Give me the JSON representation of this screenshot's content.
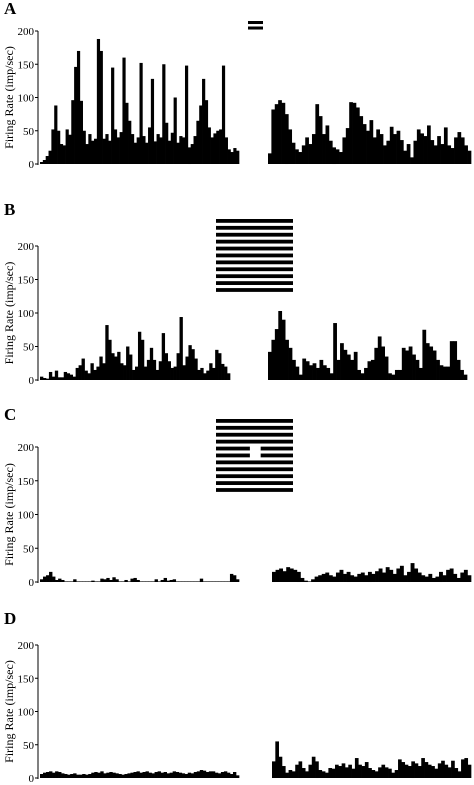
{
  "colors": {
    "bars": "#000000",
    "background": "#ffffff"
  },
  "chart_data": [
    {
      "panel": "A",
      "type": "bar",
      "ylabel": "Firing Rate (imp/sec)",
      "ylim": [
        0,
        200
      ],
      "yticks": [
        "0",
        "50",
        "100",
        "150",
        "200"
      ],
      "stimulus_icon": "two-bar-grating",
      "series": [
        {
          "values": [
            3,
            6,
            12,
            20,
            52,
            88,
            50,
            30,
            28,
            52,
            44,
            96,
            146,
            170,
            95,
            50,
            30,
            45,
            35,
            38,
            188,
            170,
            38,
            45,
            35,
            145,
            52,
            40,
            48,
            160,
            92,
            65,
            45,
            32,
            40,
            152,
            42,
            32,
            55,
            128,
            34,
            45,
            40,
            150,
            62,
            35,
            47,
            100,
            32,
            42,
            40,
            148,
            25,
            30,
            42,
            65,
            88,
            128,
            96,
            55,
            40,
            46,
            50,
            52,
            148,
            40,
            22,
            18,
            24,
            20
          ]
        },
        {
          "values": [
            16,
            82,
            90,
            96,
            92,
            75,
            52,
            32,
            22,
            18,
            28,
            40,
            30,
            45,
            90,
            72,
            45,
            58,
            35,
            25,
            22,
            18,
            40,
            54,
            93,
            92,
            85,
            72,
            60,
            50,
            66,
            40,
            52,
            45,
            28,
            35,
            56,
            45,
            50,
            36,
            20,
            30,
            10,
            35,
            52,
            46,
            42,
            58,
            36,
            28,
            42,
            30,
            55,
            28,
            24,
            40,
            48,
            40,
            28,
            20
          ]
        }
      ]
    },
    {
      "panel": "B",
      "type": "bar",
      "ylabel": "Firing Rate (imp/sec)",
      "ylim": [
        0,
        200
      ],
      "yticks": [
        "0",
        "50",
        "100",
        "150",
        "200"
      ],
      "stimulus_icon": "full-grating",
      "series": [
        {
          "values": [
            5,
            3,
            2,
            12,
            5,
            14,
            4,
            4,
            12,
            10,
            8,
            5,
            18,
            22,
            32,
            14,
            10,
            25,
            15,
            20,
            35,
            25,
            82,
            60,
            40,
            35,
            42,
            25,
            22,
            50,
            38,
            15,
            20,
            72,
            60,
            20,
            30,
            48,
            30,
            15,
            28,
            70,
            40,
            28,
            18,
            20,
            40,
            94,
            22,
            35,
            52,
            46,
            32,
            15,
            18,
            10,
            14,
            25,
            18,
            45,
            40,
            24,
            20,
            10
          ]
        },
        {
          "values": [
            42,
            60,
            76,
            103,
            90,
            60,
            48,
            30,
            20,
            8,
            32,
            28,
            22,
            25,
            18,
            30,
            22,
            18,
            10,
            85,
            30,
            55,
            45,
            38,
            30,
            42,
            15,
            10,
            18,
            28,
            30,
            48,
            65,
            50,
            35,
            10,
            8,
            15,
            15,
            48,
            44,
            50,
            38,
            30,
            18,
            75,
            55,
            50,
            44,
            30,
            22,
            20,
            20,
            58,
            58,
            30,
            15,
            8
          ]
        }
      ]
    },
    {
      "panel": "C",
      "type": "bar",
      "ylabel": "Firing Rate (imp/sec)",
      "ylim": [
        0,
        200
      ],
      "yticks": [
        "0",
        "50",
        "100",
        "150",
        "200"
      ],
      "stimulus_icon": "grating-with-gap",
      "series": [
        {
          "values": [
            4,
            8,
            10,
            15,
            8,
            3,
            5,
            3,
            0,
            0,
            0,
            4,
            0,
            0,
            0,
            0,
            0,
            2,
            0,
            0,
            5,
            4,
            6,
            3,
            7,
            4,
            0,
            0,
            3,
            0,
            5,
            6,
            3,
            0,
            0,
            0,
            0,
            0,
            4,
            0,
            3,
            6,
            2,
            3,
            4,
            0,
            0,
            0,
            0,
            0,
            0,
            0,
            0,
            5,
            0,
            0,
            0,
            0,
            0,
            0,
            0,
            0,
            0,
            12,
            10,
            4
          ]
        },
        {
          "values": [
            15,
            18,
            20,
            16,
            22,
            20,
            18,
            15,
            6,
            2,
            0,
            4,
            8,
            10,
            12,
            14,
            10,
            8,
            14,
            18,
            12,
            15,
            10,
            8,
            12,
            14,
            10,
            15,
            12,
            16,
            20,
            14,
            22,
            18,
            12,
            20,
            24,
            10,
            15,
            28,
            20,
            14,
            10,
            8,
            12,
            6,
            8,
            15,
            10,
            18,
            20,
            12,
            6,
            14,
            18,
            10
          ]
        }
      ]
    },
    {
      "panel": "D",
      "type": "bar",
      "ylabel": "Firing Rate (imp/sec)",
      "ylim": [
        0,
        200
      ],
      "yticks": [
        "0",
        "50",
        "100",
        "150",
        "200"
      ],
      "stimulus_icon": "none",
      "series": [
        {
          "values": [
            6,
            8,
            9,
            10,
            8,
            10,
            9,
            7,
            6,
            5,
            6,
            7,
            5,
            5,
            6,
            5,
            6,
            8,
            9,
            8,
            10,
            7,
            8,
            9,
            8,
            7,
            6,
            5,
            6,
            7,
            8,
            9,
            10,
            8,
            9,
            10,
            8,
            7,
            9,
            10,
            8,
            9,
            7,
            8,
            10,
            9,
            8,
            7,
            6,
            8,
            7,
            9,
            10,
            12,
            11,
            9,
            10,
            10,
            8,
            7,
            9,
            10,
            8,
            6,
            9,
            4
          ]
        },
        {
          "values": [
            25,
            55,
            32,
            18,
            8,
            12,
            10,
            20,
            25,
            15,
            10,
            20,
            32,
            25,
            12,
            10,
            8,
            15,
            14,
            20,
            18,
            22,
            16,
            20,
            14,
            30,
            20,
            18,
            24,
            15,
            12,
            10,
            16,
            20,
            16,
            14,
            8,
            12,
            28,
            24,
            20,
            18,
            25,
            22,
            18,
            30,
            24,
            20,
            18,
            14,
            22,
            26,
            20,
            16,
            26,
            15,
            10,
            28,
            30,
            20
          ]
        }
      ]
    }
  ]
}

WHAT IS BEING ASKED: Reproduce the entries above without change, omitting all pictures.

REPLY TO THE EXERCISE:
Give me the JSON representation of this screenshot's content.
{
  "colors": {
    "bars": "#000000",
    "background": "#ffffff"
  },
  "chart_data": [
    {
      "panel": "A",
      "type": "bar",
      "ylabel": "Firing Rate (imp/sec)",
      "ylim": [
        0,
        200
      ],
      "yticks": [
        "0",
        "50",
        "100",
        "150",
        "200"
      ],
      "stimulus_icon": "two-bar-grating",
      "series": [
        {
          "values": [
            3,
            6,
            12,
            20,
            52,
            88,
            50,
            30,
            28,
            52,
            44,
            96,
            146,
            170,
            95,
            50,
            30,
            45,
            35,
            38,
            188,
            170,
            38,
            45,
            35,
            145,
            52,
            40,
            48,
            160,
            92,
            65,
            45,
            32,
            40,
            152,
            42,
            32,
            55,
            128,
            34,
            45,
            40,
            150,
            62,
            35,
            47,
            100,
            32,
            42,
            40,
            148,
            25,
            30,
            42,
            65,
            88,
            128,
            96,
            55,
            40,
            46,
            50,
            52,
            148,
            40,
            22,
            18,
            24,
            20
          ]
        },
        {
          "values": [
            16,
            82,
            90,
            96,
            92,
            75,
            52,
            32,
            22,
            18,
            28,
            40,
            30,
            45,
            90,
            72,
            45,
            58,
            35,
            25,
            22,
            18,
            40,
            54,
            93,
            92,
            85,
            72,
            60,
            50,
            66,
            40,
            52,
            45,
            28,
            35,
            56,
            45,
            50,
            36,
            20,
            30,
            10,
            35,
            52,
            46,
            42,
            58,
            36,
            28,
            42,
            30,
            55,
            28,
            24,
            40,
            48,
            40,
            28,
            20
          ]
        }
      ]
    },
    {
      "panel": "B",
      "type": "bar",
      "ylabel": "Firing Rate (imp/sec)",
      "ylim": [
        0,
        200
      ],
      "yticks": [
        "0",
        "50",
        "100",
        "150",
        "200"
      ],
      "stimulus_icon": "full-grating",
      "series": [
        {
          "values": [
            5,
            3,
            2,
            12,
            5,
            14,
            4,
            4,
            12,
            10,
            8,
            5,
            18,
            22,
            32,
            14,
            10,
            25,
            15,
            20,
            35,
            25,
            82,
            60,
            40,
            35,
            42,
            25,
            22,
            50,
            38,
            15,
            20,
            72,
            60,
            20,
            30,
            48,
            30,
            15,
            28,
            70,
            40,
            28,
            18,
            20,
            40,
            94,
            22,
            35,
            52,
            46,
            32,
            15,
            18,
            10,
            14,
            25,
            18,
            45,
            40,
            24,
            20,
            10
          ]
        },
        {
          "values": [
            42,
            60,
            76,
            103,
            90,
            60,
            48,
            30,
            20,
            8,
            32,
            28,
            22,
            25,
            18,
            30,
            22,
            18,
            10,
            85,
            30,
            55,
            45,
            38,
            30,
            42,
            15,
            10,
            18,
            28,
            30,
            48,
            65,
            50,
            35,
            10,
            8,
            15,
            15,
            48,
            44,
            50,
            38,
            30,
            18,
            75,
            55,
            50,
            44,
            30,
            22,
            20,
            20,
            58,
            58,
            30,
            15,
            8
          ]
        }
      ]
    },
    {
      "panel": "C",
      "type": "bar",
      "ylabel": "Firing Rate (imp/sec)",
      "ylim": [
        0,
        200
      ],
      "yticks": [
        "0",
        "50",
        "100",
        "150",
        "200"
      ],
      "stimulus_icon": "grating-with-gap",
      "series": [
        {
          "values": [
            4,
            8,
            10,
            15,
            8,
            3,
            5,
            3,
            0,
            0,
            0,
            4,
            0,
            0,
            0,
            0,
            0,
            2,
            0,
            0,
            5,
            4,
            6,
            3,
            7,
            4,
            0,
            0,
            3,
            0,
            5,
            6,
            3,
            0,
            0,
            0,
            0,
            0,
            4,
            0,
            3,
            6,
            2,
            3,
            4,
            0,
            0,
            0,
            0,
            0,
            0,
            0,
            0,
            5,
            0,
            0,
            0,
            0,
            0,
            0,
            0,
            0,
            0,
            12,
            10,
            4
          ]
        },
        {
          "values": [
            15,
            18,
            20,
            16,
            22,
            20,
            18,
            15,
            6,
            2,
            0,
            4,
            8,
            10,
            12,
            14,
            10,
            8,
            14,
            18,
            12,
            15,
            10,
            8,
            12,
            14,
            10,
            15,
            12,
            16,
            20,
            14,
            22,
            18,
            12,
            20,
            24,
            10,
            15,
            28,
            20,
            14,
            10,
            8,
            12,
            6,
            8,
            15,
            10,
            18,
            20,
            12,
            6,
            14,
            18,
            10
          ]
        }
      ]
    },
    {
      "panel": "D",
      "type": "bar",
      "ylabel": "Firing Rate (imp/sec)",
      "ylim": [
        0,
        200
      ],
      "yticks": [
        "0",
        "50",
        "100",
        "150",
        "200"
      ],
      "stimulus_icon": "none",
      "series": [
        {
          "values": [
            6,
            8,
            9,
            10,
            8,
            10,
            9,
            7,
            6,
            5,
            6,
            7,
            5,
            5,
            6,
            5,
            6,
            8,
            9,
            8,
            10,
            7,
            8,
            9,
            8,
            7,
            6,
            5,
            6,
            7,
            8,
            9,
            10,
            8,
            9,
            10,
            8,
            7,
            9,
            10,
            8,
            9,
            7,
            8,
            10,
            9,
            8,
            7,
            6,
            8,
            7,
            9,
            10,
            12,
            11,
            9,
            10,
            10,
            8,
            7,
            9,
            10,
            8,
            6,
            9,
            4
          ]
        },
        {
          "values": [
            25,
            55,
            32,
            18,
            8,
            12,
            10,
            20,
            25,
            15,
            10,
            20,
            32,
            25,
            12,
            10,
            8,
            15,
            14,
            20,
            18,
            22,
            16,
            20,
            14,
            30,
            20,
            18,
            24,
            15,
            12,
            10,
            16,
            20,
            16,
            14,
            8,
            12,
            28,
            24,
            20,
            18,
            25,
            22,
            18,
            30,
            24,
            20,
            18,
            14,
            22,
            26,
            20,
            16,
            26,
            15,
            10,
            28,
            30,
            20
          ]
        }
      ]
    }
  ]
}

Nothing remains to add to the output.